Arbeitsanweisungen:
(A) Beantworten Sie zum Text über soziale Scham die folgenden Fragen:
(i) Was hat eine Sachbearbeiterin am Magistrat zu Christine gesagt?
(ii) Welcher Anteil der Berechtigten holt die Mindestsicherung nicht ab?
(iii) Wie heißt der Test, den der Philosoph Philipp Pettit vorschlägt?
(B) Setzen Sie den Text über soziale Scham nach seinem letzten Satz fort.

Ausgewählter Textauszug:
- - -
Gesichtsverlust

„Es ist einfach demütigend. Am Magistrat hat eine Sachbearbeiterin zu mir gesagt: ‚Warum suchen Sie sich keinen Mann, der Sie erhält?“ Das erzählt Christine, die von vielen Berg- und Talfahrten aus ihrem Leben berichten kann.

Wir wissen, jeder Dritte holt die Mindestsicherung nicht ab.  Einer der Gründe: Soziale Scham. Eine Bedrohung, die leicht in der Luft, aber schwer auf Körper und Geist liegt. Soziale Scham ist nicht bloß ein harmloses persönliches Gefühl. Beschämung ist eine soziale Waffe. Der jeweils Mächtigeren. Ich werde zum Objekt des Blickes anderer gemacht. Andere bestimmen wie ich mich zu sehen habe. Das ist ein massiver Eingriff in die Integrität einer Person. Betroffene fürchten in diesen Augenblicken ihr Gesicht zu verlieren und wissen ihr Ansehen bedroht. Man möchte im Erdboden versinken. Unsichtbar sein. Scham ist die große Begleiterin von Armut und mit der Frage des Blickes direkt verbunden. Adam Smith hat das bereits 1776 in seinem Klassiker „Der Reichtum der Nationen“ festgehalten: Arm ist, „being unable to appear in public without shame“. Es geht um die Freiheit, über die eigene Sichtbarkeit und Unsichtbarkeit verfügen zu können. Beschämung ist eine Frage des Blickes und des Ansehens. Person bedeutet altgriechisch „Angesicht“. Für den Philosophen Philipp Pettit heißt deswegen auch „gerechte Freiheit“ anderen auf Augenhöhe zu begegnen. Er schlägt hier den „Blickwechsel Test“ vor: sich ohne Grund zur Angst oder Ergebenheit in die Augen schauen zu können.
- - -
Datenzeilen:
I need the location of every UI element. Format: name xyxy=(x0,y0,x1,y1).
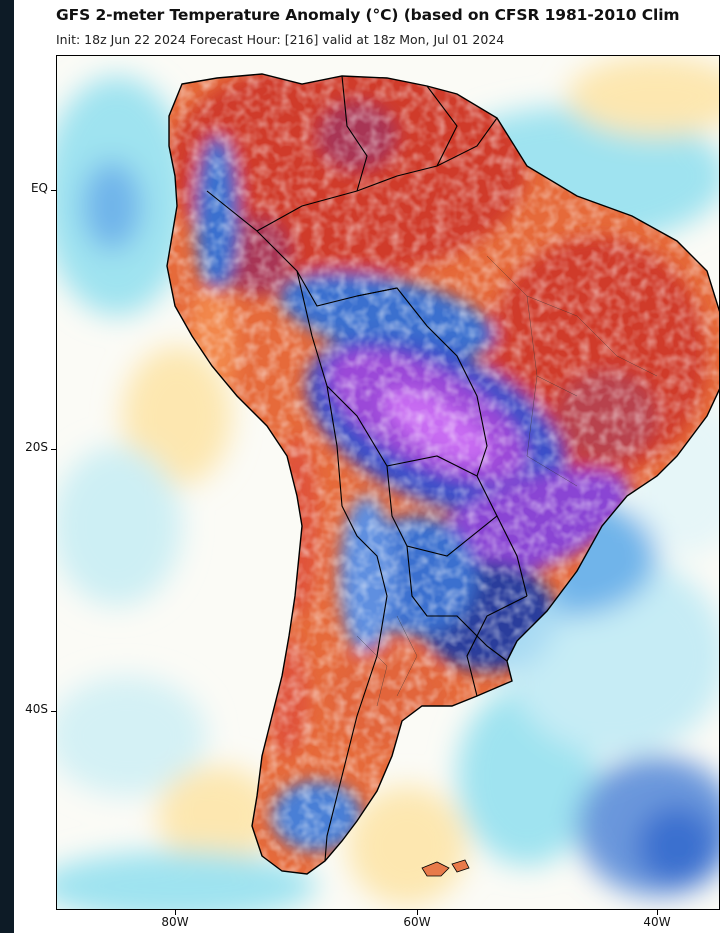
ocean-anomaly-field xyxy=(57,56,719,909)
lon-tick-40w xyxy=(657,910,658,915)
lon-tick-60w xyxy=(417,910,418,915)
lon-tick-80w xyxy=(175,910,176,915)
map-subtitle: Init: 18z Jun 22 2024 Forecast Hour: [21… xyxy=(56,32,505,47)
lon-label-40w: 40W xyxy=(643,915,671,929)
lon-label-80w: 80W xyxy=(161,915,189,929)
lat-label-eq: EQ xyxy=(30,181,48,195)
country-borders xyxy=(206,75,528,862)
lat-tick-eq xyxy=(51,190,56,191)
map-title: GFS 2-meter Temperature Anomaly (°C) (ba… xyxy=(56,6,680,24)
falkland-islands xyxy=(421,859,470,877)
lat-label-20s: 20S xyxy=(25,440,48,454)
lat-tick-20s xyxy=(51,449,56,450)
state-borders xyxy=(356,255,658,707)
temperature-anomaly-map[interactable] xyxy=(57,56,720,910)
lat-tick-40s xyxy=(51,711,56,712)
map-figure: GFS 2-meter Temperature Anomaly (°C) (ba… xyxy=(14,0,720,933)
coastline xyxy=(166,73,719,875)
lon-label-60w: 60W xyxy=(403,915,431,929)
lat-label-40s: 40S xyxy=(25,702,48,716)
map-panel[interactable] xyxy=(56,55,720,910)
- - -
Lösungen zur Übung:
(A)
(i) „Warum suchen Sie sich keinen Mann, der Sie erhält?“
(ii) Jeder Dritte.
(iii) „Blickwechsel Test“.

(B)
Scham kann bei sozial Benachteiligten auch eine brüchige Form des Selbstschutzes sein. Menschen am finanziellen Rand versuchen, solange es ihnen möglich ist, die Normalität nach außen aufrecht zu erhalten. Die Kinder sollen mit den anderen mitkönnen, die Nachbarn brauchen sich nicht den Mund zu zerreißen. Es ist eine Form der Selbstachtung, ein Selbstschutz, das Gesicht vor den anderen nicht zu verlieren. Wenn die Scham weg ist, bricht der Mensch. Bei Wohnungslosen ist es ein großer Schritt, wenn sie sich wieder pflegen, duschen, auf ihr Äußeres schauen können.

Beschämung hält Menschen klein. Sie rechtfertigt die Bloßstellung und Demütigung als von den Beschämten selbst verschuldet. Das ist das Tückische daran. „Soziale Scham fordert zu ihrer eigenen Moralisierung auf, um eine Erklärung für den Sinn der Verletzung zu ergründen, die man zuvor erfahren hat“, so der Soziologe Sighard Neckel. Damit der Akt der Beschämung seinen Zweck erreicht, muss für den beschämenden Mangel die Verantwortlichkeit auf die beschämte Person selbst übertragen werden. „Meine Scham ist ein Geständnis“ formulierte Jean Paul Sartre. Er beschrieb, dass Beschämung darauf beruhe, den anderen zum Objekt der eigenen Freiheit zu machen, der damit im gleichen Maße Freiheit und Autonomie verliert.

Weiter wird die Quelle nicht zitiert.